■ Required work
List all lines of the data that include the string "Turkey".
BEGIN Provided records
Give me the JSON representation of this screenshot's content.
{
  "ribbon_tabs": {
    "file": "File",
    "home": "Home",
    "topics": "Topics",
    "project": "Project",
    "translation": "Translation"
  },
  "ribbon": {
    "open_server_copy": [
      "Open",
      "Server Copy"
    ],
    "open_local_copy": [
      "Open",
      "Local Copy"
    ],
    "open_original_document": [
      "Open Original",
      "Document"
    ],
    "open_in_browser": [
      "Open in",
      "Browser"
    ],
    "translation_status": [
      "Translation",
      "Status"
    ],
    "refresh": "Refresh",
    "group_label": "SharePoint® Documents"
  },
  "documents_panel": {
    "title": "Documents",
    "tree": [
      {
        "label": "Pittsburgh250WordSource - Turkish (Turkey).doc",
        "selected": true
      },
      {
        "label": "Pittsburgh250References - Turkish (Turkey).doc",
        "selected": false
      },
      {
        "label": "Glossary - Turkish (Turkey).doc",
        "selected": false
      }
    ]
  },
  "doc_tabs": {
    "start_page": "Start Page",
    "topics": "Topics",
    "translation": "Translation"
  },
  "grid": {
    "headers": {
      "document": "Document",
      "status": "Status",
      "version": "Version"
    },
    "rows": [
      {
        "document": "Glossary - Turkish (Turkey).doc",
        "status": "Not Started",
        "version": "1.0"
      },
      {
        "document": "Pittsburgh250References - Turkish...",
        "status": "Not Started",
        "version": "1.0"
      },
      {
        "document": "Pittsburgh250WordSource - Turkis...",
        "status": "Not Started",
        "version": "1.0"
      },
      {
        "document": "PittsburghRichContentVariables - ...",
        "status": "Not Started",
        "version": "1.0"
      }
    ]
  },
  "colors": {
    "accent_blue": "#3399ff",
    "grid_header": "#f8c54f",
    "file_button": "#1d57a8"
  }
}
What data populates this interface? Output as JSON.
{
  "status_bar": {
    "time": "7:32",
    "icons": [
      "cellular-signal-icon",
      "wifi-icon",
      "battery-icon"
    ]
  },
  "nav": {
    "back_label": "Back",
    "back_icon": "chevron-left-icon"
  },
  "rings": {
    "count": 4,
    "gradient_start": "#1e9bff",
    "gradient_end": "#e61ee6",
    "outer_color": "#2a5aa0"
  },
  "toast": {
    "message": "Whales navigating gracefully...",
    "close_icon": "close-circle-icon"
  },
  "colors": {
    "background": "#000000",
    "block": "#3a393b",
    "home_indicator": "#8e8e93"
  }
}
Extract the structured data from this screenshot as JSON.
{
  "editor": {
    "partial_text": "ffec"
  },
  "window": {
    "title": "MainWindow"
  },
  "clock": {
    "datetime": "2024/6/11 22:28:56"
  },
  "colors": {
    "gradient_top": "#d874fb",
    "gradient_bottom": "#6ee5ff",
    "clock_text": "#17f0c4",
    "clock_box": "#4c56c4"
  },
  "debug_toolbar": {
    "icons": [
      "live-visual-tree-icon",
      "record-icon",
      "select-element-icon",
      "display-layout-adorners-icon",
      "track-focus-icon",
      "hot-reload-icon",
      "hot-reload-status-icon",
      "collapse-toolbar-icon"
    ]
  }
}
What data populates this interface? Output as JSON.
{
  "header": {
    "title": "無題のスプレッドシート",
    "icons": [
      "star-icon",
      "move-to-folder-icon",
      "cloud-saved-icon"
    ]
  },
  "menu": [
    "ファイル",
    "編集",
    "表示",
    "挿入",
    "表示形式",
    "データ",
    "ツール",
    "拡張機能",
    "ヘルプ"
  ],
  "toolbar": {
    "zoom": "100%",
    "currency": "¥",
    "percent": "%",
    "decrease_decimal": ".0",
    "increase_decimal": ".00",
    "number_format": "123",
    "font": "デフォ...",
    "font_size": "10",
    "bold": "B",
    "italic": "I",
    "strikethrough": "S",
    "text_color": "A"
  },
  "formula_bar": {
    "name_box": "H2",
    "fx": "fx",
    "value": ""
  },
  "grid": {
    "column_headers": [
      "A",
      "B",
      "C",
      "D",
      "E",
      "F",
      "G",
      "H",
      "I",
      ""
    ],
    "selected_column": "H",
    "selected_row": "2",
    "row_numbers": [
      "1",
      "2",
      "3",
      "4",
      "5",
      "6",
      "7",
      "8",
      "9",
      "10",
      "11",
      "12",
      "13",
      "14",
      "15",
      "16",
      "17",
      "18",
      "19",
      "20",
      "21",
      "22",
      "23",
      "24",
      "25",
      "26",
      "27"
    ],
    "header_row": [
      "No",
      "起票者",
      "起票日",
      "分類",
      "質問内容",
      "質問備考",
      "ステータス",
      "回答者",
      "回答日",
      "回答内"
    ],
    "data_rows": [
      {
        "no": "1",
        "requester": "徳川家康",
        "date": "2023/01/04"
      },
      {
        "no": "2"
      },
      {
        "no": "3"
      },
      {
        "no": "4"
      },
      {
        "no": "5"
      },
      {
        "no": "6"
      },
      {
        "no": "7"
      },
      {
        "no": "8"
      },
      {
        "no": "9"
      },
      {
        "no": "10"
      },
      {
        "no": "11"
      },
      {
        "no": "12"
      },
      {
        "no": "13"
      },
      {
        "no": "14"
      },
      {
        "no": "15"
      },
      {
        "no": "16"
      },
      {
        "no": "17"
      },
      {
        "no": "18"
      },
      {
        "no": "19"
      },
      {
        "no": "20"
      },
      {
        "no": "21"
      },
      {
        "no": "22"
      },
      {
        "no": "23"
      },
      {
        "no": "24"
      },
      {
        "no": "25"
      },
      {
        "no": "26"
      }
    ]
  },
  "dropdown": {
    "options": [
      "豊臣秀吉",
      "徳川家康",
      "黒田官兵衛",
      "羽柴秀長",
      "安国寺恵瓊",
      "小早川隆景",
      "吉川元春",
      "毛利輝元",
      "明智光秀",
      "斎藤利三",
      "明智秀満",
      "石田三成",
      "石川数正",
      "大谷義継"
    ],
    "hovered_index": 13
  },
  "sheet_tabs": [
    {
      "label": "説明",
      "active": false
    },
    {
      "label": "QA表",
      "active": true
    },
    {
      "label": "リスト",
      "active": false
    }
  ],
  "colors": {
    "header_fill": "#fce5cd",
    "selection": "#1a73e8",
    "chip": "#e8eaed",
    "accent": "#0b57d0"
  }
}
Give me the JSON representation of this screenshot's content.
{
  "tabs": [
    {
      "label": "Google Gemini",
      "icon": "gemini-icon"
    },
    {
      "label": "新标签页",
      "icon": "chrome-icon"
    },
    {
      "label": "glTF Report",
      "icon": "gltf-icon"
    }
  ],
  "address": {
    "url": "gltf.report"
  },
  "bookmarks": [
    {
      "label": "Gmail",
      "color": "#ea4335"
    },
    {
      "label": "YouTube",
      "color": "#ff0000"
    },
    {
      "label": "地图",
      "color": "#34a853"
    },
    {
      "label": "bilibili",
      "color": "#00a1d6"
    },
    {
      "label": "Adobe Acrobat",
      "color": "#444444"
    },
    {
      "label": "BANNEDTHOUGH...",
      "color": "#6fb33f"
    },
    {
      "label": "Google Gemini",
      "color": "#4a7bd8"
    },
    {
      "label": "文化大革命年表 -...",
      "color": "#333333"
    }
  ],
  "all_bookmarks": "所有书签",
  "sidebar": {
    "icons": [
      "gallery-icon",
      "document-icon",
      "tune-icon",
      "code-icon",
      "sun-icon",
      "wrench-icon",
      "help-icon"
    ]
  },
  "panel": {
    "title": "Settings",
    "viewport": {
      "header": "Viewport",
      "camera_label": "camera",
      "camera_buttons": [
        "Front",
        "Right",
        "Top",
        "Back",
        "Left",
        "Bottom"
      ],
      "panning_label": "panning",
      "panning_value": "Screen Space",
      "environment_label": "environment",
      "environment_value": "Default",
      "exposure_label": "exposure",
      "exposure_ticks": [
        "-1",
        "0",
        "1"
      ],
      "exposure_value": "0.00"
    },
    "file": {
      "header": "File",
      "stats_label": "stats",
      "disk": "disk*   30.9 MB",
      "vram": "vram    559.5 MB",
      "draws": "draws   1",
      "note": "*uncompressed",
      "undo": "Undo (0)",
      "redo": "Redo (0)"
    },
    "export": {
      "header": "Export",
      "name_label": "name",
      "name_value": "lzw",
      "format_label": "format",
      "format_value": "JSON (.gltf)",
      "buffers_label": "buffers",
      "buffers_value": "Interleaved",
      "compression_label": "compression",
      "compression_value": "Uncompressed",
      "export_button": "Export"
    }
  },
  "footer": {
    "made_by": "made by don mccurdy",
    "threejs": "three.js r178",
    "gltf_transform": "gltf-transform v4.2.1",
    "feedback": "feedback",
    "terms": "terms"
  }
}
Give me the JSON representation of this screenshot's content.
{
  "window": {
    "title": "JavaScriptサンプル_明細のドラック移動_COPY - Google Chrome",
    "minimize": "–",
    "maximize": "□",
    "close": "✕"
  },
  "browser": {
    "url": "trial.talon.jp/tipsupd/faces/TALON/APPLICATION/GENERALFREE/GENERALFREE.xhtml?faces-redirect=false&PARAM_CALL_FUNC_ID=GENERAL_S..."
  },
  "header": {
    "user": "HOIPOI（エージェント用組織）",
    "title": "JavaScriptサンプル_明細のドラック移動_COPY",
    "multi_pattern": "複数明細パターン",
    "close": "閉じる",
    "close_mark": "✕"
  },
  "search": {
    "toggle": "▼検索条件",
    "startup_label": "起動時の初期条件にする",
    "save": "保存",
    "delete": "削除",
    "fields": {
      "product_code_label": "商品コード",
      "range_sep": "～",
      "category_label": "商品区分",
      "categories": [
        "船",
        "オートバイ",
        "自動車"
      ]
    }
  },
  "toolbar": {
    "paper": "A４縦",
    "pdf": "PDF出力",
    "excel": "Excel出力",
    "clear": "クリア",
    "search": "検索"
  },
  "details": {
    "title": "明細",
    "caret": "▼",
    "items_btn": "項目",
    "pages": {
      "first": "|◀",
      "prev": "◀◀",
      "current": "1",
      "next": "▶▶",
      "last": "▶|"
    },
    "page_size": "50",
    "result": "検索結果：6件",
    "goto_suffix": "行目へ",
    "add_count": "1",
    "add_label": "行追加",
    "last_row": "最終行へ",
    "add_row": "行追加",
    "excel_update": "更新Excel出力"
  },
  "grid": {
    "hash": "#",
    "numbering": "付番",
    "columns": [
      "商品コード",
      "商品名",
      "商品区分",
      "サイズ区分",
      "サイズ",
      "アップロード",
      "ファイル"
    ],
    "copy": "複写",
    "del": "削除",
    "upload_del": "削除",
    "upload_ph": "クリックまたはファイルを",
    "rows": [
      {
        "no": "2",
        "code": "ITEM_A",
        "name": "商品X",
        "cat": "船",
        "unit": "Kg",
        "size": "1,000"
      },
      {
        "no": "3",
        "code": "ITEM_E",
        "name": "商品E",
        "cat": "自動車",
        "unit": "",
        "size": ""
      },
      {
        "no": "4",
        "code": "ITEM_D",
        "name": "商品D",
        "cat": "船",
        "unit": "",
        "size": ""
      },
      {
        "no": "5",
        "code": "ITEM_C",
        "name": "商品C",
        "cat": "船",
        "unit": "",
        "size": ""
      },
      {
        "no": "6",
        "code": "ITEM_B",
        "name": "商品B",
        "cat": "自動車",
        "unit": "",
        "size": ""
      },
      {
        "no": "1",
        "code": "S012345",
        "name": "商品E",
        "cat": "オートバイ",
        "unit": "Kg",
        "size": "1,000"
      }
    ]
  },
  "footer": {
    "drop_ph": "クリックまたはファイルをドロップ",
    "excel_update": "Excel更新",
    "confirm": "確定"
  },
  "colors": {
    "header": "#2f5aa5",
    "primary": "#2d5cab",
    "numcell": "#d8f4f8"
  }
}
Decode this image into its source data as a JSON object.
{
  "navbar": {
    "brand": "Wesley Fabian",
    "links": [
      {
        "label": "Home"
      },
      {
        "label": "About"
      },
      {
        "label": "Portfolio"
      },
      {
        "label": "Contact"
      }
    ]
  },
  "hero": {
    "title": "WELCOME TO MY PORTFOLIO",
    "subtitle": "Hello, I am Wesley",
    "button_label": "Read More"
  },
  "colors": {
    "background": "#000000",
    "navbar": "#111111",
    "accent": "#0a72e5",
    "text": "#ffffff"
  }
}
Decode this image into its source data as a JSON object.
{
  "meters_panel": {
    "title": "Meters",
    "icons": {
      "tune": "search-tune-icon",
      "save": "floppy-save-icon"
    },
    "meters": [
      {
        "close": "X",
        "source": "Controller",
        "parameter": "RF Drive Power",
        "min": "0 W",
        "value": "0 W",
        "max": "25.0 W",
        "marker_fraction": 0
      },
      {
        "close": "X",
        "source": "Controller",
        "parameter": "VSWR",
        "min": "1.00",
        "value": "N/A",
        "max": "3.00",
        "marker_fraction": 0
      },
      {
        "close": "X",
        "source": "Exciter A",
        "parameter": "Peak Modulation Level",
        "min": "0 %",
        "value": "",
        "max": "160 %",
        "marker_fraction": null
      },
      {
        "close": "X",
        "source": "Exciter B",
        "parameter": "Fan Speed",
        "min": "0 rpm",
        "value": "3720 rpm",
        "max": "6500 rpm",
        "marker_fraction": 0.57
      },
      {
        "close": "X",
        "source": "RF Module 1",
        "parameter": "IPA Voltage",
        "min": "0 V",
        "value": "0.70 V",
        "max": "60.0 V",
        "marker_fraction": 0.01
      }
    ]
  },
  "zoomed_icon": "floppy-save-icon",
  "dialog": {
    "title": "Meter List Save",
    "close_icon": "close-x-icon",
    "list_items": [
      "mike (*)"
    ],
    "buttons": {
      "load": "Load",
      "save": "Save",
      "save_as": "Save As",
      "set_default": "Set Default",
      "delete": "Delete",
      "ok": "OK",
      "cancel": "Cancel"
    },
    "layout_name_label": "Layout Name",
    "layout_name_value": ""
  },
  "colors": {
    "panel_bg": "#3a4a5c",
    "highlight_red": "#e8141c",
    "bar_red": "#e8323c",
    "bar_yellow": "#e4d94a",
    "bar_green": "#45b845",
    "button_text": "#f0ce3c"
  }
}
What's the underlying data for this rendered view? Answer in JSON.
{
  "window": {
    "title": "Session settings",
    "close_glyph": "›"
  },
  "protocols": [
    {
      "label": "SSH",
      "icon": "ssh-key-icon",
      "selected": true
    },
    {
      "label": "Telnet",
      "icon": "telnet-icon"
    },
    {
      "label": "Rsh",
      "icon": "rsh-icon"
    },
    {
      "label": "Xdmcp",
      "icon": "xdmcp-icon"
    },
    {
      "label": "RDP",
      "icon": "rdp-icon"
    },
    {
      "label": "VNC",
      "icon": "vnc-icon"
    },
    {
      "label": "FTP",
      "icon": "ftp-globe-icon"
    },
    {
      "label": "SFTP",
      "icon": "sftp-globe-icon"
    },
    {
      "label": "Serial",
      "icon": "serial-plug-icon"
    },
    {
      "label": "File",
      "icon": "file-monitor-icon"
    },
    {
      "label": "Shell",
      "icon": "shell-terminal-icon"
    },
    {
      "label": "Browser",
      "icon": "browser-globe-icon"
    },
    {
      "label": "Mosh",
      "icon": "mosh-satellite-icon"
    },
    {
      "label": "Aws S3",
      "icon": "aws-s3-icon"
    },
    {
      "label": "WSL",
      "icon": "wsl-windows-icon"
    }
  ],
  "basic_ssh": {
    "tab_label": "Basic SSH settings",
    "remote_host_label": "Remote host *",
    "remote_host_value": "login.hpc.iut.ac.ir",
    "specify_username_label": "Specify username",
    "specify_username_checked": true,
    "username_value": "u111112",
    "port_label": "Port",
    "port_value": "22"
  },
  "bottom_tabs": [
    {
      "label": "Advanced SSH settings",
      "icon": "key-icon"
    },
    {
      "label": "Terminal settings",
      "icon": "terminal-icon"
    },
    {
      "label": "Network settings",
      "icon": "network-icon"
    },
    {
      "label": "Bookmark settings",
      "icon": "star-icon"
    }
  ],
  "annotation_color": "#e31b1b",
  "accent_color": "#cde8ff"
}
END Provided records
■ Written response
        "label": "Pittsburgh250WordSource - Turkish (Turkey).doc",
        "label": "Pittsburgh250References - Turkish (Turkey).doc",
        "label": "Glossary - Turkish (Turkey).doc",
        "document": "Glossary - Turkish (Turkey).doc",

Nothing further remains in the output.